>> BEGIN MATERIAL FOR THIS EXERCISE

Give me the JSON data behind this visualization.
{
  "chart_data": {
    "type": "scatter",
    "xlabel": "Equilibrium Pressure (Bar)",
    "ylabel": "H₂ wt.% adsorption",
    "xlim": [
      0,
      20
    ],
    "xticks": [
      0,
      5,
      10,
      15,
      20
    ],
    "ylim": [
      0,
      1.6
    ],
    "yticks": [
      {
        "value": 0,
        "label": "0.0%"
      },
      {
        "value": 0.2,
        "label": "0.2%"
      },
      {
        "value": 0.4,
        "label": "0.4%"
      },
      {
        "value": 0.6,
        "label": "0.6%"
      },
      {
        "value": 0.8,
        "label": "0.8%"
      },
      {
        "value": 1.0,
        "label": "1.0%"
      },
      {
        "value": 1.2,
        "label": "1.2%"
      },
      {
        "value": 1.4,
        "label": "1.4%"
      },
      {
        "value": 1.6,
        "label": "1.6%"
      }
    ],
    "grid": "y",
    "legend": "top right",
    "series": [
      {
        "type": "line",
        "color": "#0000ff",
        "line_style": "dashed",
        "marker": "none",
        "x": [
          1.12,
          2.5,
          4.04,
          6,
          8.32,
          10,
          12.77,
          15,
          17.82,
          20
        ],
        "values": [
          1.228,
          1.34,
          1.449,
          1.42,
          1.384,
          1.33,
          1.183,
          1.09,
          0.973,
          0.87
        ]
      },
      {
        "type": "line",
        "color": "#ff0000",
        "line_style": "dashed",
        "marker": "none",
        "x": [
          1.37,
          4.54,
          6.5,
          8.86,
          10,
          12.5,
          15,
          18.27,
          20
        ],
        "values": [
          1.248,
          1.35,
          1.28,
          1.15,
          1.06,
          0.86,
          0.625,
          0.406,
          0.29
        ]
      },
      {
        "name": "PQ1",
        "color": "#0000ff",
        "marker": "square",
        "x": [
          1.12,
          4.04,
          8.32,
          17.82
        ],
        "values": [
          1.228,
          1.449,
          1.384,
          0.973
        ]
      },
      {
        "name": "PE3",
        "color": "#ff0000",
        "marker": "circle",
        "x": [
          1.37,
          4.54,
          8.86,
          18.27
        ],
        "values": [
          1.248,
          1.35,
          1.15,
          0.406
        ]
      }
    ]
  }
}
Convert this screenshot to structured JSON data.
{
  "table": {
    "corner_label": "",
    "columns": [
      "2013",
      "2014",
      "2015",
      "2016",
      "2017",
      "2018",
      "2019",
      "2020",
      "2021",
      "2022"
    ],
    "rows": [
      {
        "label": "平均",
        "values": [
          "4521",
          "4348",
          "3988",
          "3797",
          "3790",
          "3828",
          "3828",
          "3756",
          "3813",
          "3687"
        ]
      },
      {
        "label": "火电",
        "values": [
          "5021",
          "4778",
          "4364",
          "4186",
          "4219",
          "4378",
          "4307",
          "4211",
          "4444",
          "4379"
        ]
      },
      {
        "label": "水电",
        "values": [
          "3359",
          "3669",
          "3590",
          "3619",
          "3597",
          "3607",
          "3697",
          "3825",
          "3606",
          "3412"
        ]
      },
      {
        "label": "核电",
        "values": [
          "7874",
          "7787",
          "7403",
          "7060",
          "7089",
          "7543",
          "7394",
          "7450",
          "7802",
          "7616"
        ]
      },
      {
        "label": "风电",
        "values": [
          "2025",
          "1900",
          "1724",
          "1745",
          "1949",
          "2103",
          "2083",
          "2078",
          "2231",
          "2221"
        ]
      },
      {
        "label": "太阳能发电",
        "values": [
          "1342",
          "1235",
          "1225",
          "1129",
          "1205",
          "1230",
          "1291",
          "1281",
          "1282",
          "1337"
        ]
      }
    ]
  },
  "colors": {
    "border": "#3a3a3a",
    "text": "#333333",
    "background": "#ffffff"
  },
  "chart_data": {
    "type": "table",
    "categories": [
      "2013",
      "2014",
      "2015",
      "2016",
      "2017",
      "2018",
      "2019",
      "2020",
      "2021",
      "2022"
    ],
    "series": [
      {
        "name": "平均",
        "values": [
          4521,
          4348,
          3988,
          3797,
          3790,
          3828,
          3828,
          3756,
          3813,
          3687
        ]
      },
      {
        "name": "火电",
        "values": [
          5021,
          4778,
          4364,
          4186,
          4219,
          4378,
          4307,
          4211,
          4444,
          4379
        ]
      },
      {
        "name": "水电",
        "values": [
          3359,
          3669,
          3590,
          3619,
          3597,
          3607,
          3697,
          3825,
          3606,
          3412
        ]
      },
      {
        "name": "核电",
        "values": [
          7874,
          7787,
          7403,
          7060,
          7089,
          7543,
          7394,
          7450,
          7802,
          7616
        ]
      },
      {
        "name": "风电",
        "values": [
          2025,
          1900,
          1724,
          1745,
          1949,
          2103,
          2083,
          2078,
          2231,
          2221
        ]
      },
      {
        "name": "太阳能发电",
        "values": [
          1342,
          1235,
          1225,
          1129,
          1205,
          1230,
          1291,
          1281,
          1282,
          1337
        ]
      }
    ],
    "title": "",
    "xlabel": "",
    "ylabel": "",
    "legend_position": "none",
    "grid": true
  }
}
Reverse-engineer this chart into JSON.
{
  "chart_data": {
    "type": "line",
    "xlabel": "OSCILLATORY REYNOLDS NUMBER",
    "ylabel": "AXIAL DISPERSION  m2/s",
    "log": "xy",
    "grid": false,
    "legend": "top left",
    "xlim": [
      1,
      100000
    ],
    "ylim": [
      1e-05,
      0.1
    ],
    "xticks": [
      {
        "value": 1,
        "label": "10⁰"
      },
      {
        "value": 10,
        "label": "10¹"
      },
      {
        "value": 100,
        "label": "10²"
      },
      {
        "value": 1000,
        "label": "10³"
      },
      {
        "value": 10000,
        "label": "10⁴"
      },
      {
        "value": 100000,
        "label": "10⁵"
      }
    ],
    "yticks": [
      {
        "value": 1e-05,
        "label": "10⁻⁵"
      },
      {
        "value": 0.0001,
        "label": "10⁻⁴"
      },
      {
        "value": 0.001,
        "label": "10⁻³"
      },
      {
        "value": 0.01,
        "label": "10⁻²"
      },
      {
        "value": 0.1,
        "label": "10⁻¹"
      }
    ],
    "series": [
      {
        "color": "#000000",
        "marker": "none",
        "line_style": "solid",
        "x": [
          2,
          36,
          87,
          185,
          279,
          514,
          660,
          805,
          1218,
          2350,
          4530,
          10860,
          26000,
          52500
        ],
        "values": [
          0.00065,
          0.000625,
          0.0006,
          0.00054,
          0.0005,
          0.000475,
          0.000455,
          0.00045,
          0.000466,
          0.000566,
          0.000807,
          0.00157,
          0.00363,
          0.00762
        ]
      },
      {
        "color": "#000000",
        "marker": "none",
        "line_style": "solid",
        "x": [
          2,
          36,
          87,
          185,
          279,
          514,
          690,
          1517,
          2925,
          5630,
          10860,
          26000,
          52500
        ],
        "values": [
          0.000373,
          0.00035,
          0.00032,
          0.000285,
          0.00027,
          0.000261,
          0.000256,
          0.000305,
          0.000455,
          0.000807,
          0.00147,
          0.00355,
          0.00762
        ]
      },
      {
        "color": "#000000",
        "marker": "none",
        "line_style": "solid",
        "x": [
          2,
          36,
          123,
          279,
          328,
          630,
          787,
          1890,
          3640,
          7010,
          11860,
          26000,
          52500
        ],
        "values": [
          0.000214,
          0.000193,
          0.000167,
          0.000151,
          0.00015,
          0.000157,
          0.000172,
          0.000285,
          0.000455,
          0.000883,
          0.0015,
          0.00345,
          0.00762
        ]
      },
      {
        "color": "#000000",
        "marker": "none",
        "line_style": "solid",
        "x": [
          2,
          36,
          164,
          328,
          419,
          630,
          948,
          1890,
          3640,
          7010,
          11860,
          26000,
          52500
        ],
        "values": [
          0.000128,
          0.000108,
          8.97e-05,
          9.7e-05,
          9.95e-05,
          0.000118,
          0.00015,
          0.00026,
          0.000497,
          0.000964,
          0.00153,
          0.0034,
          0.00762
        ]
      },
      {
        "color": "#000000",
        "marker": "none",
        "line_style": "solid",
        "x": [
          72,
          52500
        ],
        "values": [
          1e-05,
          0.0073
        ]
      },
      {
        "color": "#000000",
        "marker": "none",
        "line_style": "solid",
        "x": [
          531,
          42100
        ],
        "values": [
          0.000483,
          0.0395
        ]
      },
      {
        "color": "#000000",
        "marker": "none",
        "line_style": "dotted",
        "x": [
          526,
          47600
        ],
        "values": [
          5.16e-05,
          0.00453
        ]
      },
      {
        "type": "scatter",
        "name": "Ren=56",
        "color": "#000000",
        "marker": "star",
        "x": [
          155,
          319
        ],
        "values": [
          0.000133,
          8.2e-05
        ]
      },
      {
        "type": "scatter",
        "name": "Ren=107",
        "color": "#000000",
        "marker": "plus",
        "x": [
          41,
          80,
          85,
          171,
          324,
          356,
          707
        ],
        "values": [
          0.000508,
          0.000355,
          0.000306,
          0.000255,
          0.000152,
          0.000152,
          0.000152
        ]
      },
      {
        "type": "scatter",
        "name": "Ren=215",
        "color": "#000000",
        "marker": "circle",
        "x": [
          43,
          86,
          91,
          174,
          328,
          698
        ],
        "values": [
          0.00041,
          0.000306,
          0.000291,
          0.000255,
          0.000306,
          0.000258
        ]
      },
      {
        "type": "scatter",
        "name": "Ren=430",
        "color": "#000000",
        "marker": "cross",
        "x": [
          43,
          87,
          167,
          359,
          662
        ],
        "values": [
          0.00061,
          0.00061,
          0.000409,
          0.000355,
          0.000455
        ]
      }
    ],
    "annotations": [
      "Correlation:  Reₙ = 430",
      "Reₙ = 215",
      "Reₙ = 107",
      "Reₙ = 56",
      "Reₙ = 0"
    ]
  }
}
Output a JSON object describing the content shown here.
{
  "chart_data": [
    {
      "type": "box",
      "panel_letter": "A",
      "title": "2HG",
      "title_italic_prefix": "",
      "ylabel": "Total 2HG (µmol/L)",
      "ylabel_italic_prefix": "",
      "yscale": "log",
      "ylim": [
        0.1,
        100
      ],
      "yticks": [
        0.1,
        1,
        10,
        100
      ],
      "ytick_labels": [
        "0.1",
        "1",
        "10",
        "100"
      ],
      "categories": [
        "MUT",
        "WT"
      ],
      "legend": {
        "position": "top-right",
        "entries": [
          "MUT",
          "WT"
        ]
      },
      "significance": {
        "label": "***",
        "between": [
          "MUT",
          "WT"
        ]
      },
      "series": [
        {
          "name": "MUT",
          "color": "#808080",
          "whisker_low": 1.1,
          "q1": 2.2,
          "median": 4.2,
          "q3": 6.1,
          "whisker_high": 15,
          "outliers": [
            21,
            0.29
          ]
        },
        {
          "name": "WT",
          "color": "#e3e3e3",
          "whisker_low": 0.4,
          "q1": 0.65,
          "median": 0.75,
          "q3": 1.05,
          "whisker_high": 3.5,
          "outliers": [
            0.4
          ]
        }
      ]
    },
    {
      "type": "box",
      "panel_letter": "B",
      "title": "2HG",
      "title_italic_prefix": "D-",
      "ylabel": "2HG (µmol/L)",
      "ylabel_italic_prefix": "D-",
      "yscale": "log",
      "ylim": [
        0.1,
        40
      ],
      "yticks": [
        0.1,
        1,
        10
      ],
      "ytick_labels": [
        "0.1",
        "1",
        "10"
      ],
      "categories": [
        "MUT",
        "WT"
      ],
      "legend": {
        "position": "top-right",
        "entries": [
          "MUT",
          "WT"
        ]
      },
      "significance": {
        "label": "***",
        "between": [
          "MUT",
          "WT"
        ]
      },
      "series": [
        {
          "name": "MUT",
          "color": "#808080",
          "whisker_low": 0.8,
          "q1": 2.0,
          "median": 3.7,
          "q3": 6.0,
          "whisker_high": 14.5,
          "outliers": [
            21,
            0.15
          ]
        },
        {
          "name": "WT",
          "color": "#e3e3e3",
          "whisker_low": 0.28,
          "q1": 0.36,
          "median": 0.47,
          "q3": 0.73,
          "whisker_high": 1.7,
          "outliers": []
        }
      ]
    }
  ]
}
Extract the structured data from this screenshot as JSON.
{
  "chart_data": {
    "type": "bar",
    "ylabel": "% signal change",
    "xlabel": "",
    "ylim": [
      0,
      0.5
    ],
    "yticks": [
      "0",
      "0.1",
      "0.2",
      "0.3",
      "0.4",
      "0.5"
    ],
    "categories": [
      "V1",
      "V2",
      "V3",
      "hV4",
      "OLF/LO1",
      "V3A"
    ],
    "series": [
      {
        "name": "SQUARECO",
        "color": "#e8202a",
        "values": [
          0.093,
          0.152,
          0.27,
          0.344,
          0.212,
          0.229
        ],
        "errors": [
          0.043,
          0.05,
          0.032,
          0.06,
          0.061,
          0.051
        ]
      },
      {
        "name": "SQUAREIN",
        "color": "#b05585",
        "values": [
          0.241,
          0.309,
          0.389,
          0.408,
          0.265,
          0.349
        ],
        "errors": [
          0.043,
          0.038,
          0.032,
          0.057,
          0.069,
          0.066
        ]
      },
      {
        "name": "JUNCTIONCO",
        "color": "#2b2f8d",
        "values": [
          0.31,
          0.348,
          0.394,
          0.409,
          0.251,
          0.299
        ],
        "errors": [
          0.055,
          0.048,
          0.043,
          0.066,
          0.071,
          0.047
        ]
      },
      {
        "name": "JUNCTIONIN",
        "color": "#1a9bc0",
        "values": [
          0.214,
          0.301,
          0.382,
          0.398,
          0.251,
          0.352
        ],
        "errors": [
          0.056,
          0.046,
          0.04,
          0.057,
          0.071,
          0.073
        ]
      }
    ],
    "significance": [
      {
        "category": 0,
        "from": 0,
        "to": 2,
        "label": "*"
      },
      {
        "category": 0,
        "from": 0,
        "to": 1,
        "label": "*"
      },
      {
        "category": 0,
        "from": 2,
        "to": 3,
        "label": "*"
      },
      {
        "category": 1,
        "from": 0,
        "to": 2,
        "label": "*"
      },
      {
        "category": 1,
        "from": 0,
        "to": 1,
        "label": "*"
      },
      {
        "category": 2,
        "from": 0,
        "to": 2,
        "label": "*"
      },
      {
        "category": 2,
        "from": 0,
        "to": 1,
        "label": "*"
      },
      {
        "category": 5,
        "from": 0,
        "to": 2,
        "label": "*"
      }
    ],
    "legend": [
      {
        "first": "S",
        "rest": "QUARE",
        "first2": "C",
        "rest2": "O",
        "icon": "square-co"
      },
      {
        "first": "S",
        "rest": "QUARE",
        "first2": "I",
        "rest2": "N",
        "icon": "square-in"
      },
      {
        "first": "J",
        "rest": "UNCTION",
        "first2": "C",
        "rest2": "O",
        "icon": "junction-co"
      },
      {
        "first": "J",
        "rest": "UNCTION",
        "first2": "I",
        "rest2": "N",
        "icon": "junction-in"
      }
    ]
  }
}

>> END MATERIAL FOR THIS EXERCISE

EXERCISE DETAILS – List all lines from the entries that include the word "structured".

RESPONSE –
Convert this screenshot to structured JSON data.
Extract the structured data from this screenshot as JSON.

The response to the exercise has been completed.